Items listed in a dataset
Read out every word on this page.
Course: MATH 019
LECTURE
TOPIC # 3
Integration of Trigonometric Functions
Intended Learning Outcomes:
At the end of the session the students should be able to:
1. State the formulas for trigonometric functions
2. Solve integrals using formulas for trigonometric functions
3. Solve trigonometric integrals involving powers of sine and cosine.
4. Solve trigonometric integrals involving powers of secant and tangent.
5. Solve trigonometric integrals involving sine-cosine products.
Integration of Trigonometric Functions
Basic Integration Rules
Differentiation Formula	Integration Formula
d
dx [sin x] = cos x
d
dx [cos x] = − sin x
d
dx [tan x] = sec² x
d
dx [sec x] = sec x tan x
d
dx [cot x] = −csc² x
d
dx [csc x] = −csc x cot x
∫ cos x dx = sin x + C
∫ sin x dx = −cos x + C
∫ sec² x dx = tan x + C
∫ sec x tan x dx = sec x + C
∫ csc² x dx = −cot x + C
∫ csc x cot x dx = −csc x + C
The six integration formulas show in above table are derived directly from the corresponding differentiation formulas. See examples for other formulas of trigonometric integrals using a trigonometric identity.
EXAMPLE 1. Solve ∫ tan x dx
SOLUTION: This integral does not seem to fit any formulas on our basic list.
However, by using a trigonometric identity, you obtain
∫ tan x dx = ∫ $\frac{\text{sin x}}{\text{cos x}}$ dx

▸ **Task to carry out**
Retype the entries exactly, including every line.

▸ **Solution to the exercise**
Read out every word on this page.
Course: MATH 019
LECTURE
TOPIC # 3
Integration of Trigonometric Functions
Intended Learning Outcomes:
At the end of the session the students should be able to:
1. State the formulas for trigonometric functions
2. Solve integrals using formulas for trigonometric functions
3. Solve trigonometric integrals involving powers of sine and cosine.
4. Solve trigonometric integrals involving powers of secant and tangent.
5. Solve trigonometric integrals involving sine-cosine products.
Integration of Trigonometric Functions
Basic Integration Rules
Differentiation Formula	Integration Formula
d
dx [sin x] = cos x
d
dx [cos x] = − sin x
d
dx [tan x] = sec² x
d
dx [sec x] = sec x tan x
d
dx [cot x] = −csc² x
d
dx [csc x] = −csc x cot x
∫ cos x dx = sin x + C
∫ sin x dx = −cos x + C
∫ sec² x dx = tan x + C
∫ sec x tan x dx = sec x + C
∫ csc² x dx = −cot x + C
∫ csc x cot x dx = −csc x + C
The six integration formulas show in above table are derived directly from the corresponding differentiation formulas. See examples for other formulas of trigonometric integrals using a trigonometric identity.
EXAMPLE 1. Solve ∫ tan x dx
SOLUTION: This integral does not seem to fit any formulas on our basic list.
However, by using a trigonometric identity, you obtain
∫ tan x dx = ∫ $\frac{\text{sin x}}{\text{cos x}}$ dx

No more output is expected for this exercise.